#### [TASK DETAILS]
Using the entries that follow, collect the lines where the word "solicitada" appears.

#### [EXTRACTED RECORDS]
++++++++++++++++++++

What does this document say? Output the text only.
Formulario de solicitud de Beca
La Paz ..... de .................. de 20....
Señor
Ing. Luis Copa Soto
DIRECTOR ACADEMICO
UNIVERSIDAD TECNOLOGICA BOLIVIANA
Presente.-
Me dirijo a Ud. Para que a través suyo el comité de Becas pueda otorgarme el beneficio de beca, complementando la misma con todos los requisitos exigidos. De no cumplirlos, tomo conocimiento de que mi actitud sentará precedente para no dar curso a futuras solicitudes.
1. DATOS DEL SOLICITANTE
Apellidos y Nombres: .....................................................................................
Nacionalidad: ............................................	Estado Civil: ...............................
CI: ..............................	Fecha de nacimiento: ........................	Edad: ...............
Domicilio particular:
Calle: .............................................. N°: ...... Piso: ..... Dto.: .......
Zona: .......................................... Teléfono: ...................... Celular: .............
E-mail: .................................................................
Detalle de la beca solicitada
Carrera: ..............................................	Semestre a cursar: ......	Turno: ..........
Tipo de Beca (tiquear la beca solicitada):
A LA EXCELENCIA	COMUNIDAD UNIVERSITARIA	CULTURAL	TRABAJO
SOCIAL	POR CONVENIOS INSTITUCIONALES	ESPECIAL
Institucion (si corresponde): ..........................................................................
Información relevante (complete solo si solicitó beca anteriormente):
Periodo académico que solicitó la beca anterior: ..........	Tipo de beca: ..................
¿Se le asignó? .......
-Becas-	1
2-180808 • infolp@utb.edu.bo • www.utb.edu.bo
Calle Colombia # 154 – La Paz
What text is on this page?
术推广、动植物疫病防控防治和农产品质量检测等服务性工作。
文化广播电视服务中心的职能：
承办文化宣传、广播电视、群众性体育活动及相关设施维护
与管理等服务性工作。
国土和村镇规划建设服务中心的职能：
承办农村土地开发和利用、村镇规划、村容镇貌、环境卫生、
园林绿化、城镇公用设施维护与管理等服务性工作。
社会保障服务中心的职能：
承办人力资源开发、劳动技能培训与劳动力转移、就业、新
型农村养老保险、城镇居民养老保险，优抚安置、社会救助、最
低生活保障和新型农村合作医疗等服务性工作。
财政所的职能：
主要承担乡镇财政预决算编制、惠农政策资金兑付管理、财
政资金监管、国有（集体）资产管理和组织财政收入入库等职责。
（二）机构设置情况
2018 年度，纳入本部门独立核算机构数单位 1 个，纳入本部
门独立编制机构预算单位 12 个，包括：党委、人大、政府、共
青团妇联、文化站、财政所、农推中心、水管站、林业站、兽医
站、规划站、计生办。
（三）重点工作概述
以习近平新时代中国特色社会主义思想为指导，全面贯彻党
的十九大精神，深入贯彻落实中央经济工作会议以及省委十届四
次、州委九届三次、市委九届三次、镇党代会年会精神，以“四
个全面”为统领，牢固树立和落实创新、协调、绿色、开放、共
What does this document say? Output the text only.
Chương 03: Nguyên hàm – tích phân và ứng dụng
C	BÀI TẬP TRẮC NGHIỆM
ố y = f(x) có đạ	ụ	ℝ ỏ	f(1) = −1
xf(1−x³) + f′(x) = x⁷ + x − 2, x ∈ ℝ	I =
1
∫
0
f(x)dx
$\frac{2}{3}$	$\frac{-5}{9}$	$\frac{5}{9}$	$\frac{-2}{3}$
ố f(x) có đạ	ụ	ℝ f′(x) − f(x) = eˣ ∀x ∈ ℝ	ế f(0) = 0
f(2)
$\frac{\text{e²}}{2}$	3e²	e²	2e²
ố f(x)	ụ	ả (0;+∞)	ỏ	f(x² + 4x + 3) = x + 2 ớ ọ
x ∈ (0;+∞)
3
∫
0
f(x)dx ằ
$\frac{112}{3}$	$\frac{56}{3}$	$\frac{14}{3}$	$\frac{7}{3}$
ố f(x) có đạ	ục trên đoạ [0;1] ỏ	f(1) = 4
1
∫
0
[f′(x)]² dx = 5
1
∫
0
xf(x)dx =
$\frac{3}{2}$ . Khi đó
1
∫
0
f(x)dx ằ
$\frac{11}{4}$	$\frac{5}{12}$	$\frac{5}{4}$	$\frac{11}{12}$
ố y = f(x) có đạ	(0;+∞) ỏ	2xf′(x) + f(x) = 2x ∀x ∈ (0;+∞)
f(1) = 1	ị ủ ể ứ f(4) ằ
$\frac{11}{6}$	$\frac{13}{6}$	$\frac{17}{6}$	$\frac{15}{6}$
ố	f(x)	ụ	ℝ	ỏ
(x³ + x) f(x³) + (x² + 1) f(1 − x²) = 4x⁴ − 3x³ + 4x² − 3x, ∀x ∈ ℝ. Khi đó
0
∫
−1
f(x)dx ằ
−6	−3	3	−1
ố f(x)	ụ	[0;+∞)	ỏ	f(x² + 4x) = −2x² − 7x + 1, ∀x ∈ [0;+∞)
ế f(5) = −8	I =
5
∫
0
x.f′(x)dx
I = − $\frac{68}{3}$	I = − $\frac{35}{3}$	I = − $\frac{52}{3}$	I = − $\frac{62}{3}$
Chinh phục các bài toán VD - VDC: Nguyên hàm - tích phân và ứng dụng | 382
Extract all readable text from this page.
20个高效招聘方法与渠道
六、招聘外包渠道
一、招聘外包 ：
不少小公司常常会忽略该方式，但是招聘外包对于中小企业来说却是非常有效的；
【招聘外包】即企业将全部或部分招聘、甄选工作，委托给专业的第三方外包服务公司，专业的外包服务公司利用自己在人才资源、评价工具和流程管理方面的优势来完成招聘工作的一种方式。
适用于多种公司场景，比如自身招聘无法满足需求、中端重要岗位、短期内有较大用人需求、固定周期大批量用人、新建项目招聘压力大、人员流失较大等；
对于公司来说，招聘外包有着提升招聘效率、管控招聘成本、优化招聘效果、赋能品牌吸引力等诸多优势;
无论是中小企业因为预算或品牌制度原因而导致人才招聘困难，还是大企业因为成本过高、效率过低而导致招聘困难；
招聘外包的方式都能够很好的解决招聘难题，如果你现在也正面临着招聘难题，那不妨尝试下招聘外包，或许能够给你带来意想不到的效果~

++++++++++++++++++++

#### [OUTPUT OF THE EXERCISE]
Detalle de la beca solicitada
Tipo de Beca (tiquear la beca solicitada):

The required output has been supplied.